### Short problem
Edit the items below so that every "user-email" reads "contact-email", then give all of them in full with nothing else changed.
======== Dataset entries
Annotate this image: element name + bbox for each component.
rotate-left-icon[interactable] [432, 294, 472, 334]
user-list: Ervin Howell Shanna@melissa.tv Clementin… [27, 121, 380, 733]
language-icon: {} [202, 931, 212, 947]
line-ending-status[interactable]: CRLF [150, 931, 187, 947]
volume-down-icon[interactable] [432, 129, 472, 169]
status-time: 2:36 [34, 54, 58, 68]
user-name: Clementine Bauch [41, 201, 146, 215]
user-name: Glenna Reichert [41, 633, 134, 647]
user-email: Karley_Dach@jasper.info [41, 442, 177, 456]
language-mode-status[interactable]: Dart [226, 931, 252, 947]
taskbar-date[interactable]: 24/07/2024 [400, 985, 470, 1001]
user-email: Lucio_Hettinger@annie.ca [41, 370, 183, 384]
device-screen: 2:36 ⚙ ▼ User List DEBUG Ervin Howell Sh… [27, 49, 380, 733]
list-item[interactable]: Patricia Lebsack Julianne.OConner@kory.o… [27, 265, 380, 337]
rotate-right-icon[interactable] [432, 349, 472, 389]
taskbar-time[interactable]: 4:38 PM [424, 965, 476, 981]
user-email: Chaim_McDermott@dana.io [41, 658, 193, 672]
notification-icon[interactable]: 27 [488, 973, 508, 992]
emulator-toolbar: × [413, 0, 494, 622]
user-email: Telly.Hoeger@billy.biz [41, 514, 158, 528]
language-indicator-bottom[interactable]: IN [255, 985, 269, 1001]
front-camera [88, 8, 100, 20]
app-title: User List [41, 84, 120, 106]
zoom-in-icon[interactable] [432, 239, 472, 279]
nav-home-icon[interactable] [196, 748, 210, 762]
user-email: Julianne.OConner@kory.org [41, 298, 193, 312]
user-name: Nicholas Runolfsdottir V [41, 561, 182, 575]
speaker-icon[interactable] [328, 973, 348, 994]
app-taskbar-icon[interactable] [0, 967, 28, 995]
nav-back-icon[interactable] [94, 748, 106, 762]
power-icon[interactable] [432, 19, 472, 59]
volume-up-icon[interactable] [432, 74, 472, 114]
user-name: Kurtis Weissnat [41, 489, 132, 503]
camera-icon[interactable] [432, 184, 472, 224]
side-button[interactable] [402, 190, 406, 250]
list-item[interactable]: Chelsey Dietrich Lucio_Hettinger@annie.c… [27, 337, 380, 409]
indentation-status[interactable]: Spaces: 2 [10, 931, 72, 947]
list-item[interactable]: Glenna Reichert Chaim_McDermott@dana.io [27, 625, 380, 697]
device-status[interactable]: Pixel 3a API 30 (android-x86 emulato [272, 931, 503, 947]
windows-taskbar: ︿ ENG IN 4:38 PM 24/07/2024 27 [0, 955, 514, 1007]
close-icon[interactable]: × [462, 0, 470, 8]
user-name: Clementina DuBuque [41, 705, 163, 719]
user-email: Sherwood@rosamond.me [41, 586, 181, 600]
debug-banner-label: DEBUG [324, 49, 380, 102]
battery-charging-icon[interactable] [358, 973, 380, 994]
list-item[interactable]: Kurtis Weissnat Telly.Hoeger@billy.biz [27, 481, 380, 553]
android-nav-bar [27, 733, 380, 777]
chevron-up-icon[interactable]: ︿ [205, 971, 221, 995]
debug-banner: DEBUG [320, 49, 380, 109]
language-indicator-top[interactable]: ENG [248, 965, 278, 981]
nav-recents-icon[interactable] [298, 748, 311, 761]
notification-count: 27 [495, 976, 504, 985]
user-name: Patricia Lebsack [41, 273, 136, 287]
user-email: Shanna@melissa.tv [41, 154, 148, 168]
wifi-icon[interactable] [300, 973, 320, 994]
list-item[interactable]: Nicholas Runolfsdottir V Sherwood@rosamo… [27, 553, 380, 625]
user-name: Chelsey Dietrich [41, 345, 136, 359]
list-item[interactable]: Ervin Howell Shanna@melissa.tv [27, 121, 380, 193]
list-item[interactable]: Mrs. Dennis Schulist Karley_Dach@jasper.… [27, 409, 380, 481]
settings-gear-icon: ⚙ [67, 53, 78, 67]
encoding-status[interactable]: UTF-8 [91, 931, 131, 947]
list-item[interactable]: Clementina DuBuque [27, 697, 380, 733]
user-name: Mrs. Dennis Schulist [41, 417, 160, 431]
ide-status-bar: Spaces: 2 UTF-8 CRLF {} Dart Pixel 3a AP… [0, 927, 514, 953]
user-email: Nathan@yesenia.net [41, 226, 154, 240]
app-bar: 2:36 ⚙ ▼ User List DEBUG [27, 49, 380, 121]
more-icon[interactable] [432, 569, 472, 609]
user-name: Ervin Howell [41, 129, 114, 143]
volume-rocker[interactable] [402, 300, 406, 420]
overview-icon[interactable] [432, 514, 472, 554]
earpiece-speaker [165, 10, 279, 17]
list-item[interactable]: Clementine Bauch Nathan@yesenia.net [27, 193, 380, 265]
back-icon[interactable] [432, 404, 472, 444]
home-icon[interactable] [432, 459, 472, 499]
================
### The result
Annotate this image: element name + bbox for each component.
rotate-left-icon[interactable] [432, 294, 472, 334]
user-list: Ervin Howell Shanna@melissa.tv Clementin… [27, 121, 380, 733]
language-icon: {} [202, 931, 212, 947]
line-ending-status[interactable]: CRLF [150, 931, 187, 947]
volume-down-icon[interactable] [432, 129, 472, 169]
status-time: 2:36 [34, 54, 58, 68]
user-name: Clementine Bauch [41, 201, 146, 215]
user-name: Glenna Reichert [41, 633, 134, 647]
contact-email: Karley_Dach@jasper.info [41, 442, 177, 456]
language-mode-status[interactable]: Dart [226, 931, 252, 947]
taskbar-date[interactable]: 24/07/2024 [400, 985, 470, 1001]
contact-email: Lucio_Hettinger@annie.ca [41, 370, 183, 384]
device-screen: 2:36 ⚙ ▼ User List DEBUG Ervin Howell Sh… [27, 49, 380, 733]
list-item[interactable]: Patricia Lebsack Julianne.OConner@kory.o… [27, 265, 380, 337]
rotate-right-icon[interactable] [432, 349, 472, 389]
taskbar-time[interactable]: 4:38 PM [424, 965, 476, 981]
contact-email: Chaim_McDermott@dana.io [41, 658, 193, 672]
notification-icon[interactable]: 27 [488, 973, 508, 992]
emulator-toolbar: × [413, 0, 494, 622]
contact-email: Telly.Hoeger@billy.biz [41, 514, 158, 528]
language-indicator-bottom[interactable]: IN [255, 985, 269, 1001]
front-camera [88, 8, 100, 20]
app-title: User List [41, 84, 120, 106]
zoom-in-icon[interactable] [432, 239, 472, 279]
nav-home-icon[interactable] [196, 748, 210, 762]
contact-email: Julianne.OConner@kory.org [41, 298, 193, 312]
user-name: Nicholas Runolfsdottir V [41, 561, 182, 575]
speaker-icon[interactable] [328, 973, 348, 994]
app-taskbar-icon[interactable] [0, 967, 28, 995]
nav-back-icon[interactable] [94, 748, 106, 762]
power-icon[interactable] [432, 19, 472, 59]
volume-up-icon[interactable] [432, 74, 472, 114]
user-name: Kurtis Weissnat [41, 489, 132, 503]
camera-icon[interactable] [432, 184, 472, 224]
side-button[interactable] [402, 190, 406, 250]
list-item[interactable]: Chelsey Dietrich Lucio_Hettinger@annie.c… [27, 337, 380, 409]
indentation-status[interactable]: Spaces: 2 [10, 931, 72, 947]
list-item[interactable]: Glenna Reichert Chaim_McDermott@dana.io [27, 625, 380, 697]
device-status[interactable]: Pixel 3a API 30 (android-x86 emulato [272, 931, 503, 947]
windows-taskbar: ︿ ENG IN 4:38 PM 24/07/2024 27 [0, 955, 514, 1007]
close-icon[interactable]: × [462, 0, 470, 8]
user-name: Clementina DuBuque [41, 705, 163, 719]
contact-email: Sherwood@rosamond.me [41, 586, 181, 600]
debug-banner-label: DEBUG [324, 49, 380, 102]
battery-charging-icon[interactable] [358, 973, 380, 994]
list-item[interactable]: Kurtis Weissnat Telly.Hoeger@billy.biz [27, 481, 380, 553]
android-nav-bar [27, 733, 380, 777]
chevron-up-icon[interactable]: ︿ [205, 971, 221, 995]
debug-banner: DEBUG [320, 49, 380, 109]
language-indicator-top[interactable]: ENG [248, 965, 278, 981]
nav-recents-icon[interactable] [298, 748, 311, 761]
notification-count: 27 [495, 976, 504, 985]
user-name: Patricia Lebsack [41, 273, 136, 287]
contact-email: Shanna@melissa.tv [41, 154, 148, 168]
wifi-icon[interactable] [300, 973, 320, 994]
list-item[interactable]: Nicholas Runolfsdottir V Sherwood@rosamo… [27, 553, 380, 625]
user-name: Chelsey Dietrich [41, 345, 136, 359]
list-item[interactable]: Ervin Howell Shanna@melissa.tv [27, 121, 380, 193]
list-item[interactable]: Mrs. Dennis Schulist Karley_Dach@jasper.… [27, 409, 380, 481]
settings-gear-icon: ⚙ [67, 53, 78, 67]
encoding-status[interactable]: UTF-8 [91, 931, 131, 947]
list-item[interactable]: Clementina DuBuque [27, 697, 380, 733]
user-name: Mrs. Dennis Schulist [41, 417, 160, 431]
ide-status-bar: Spaces: 2 UTF-8 CRLF {} Dart Pixel 3a AP… [0, 927, 514, 953]
contact-email: Nathan@yesenia.net [41, 226, 154, 240]
app-bar: 2:36 ⚙ ▼ User List DEBUG [27, 49, 380, 121]
more-icon[interactable] [432, 569, 472, 609]
user-name: Ervin Howell [41, 129, 114, 143]
volume-rocker[interactable] [402, 300, 406, 420]
overview-icon[interactable] [432, 514, 472, 554]
earpiece-speaker [165, 10, 279, 17]
list-item[interactable]: Clementine Bauch Nathan@yesenia.net [27, 193, 380, 265]
back-icon[interactable] [432, 404, 472, 444]
home-icon[interactable] [432, 459, 472, 499]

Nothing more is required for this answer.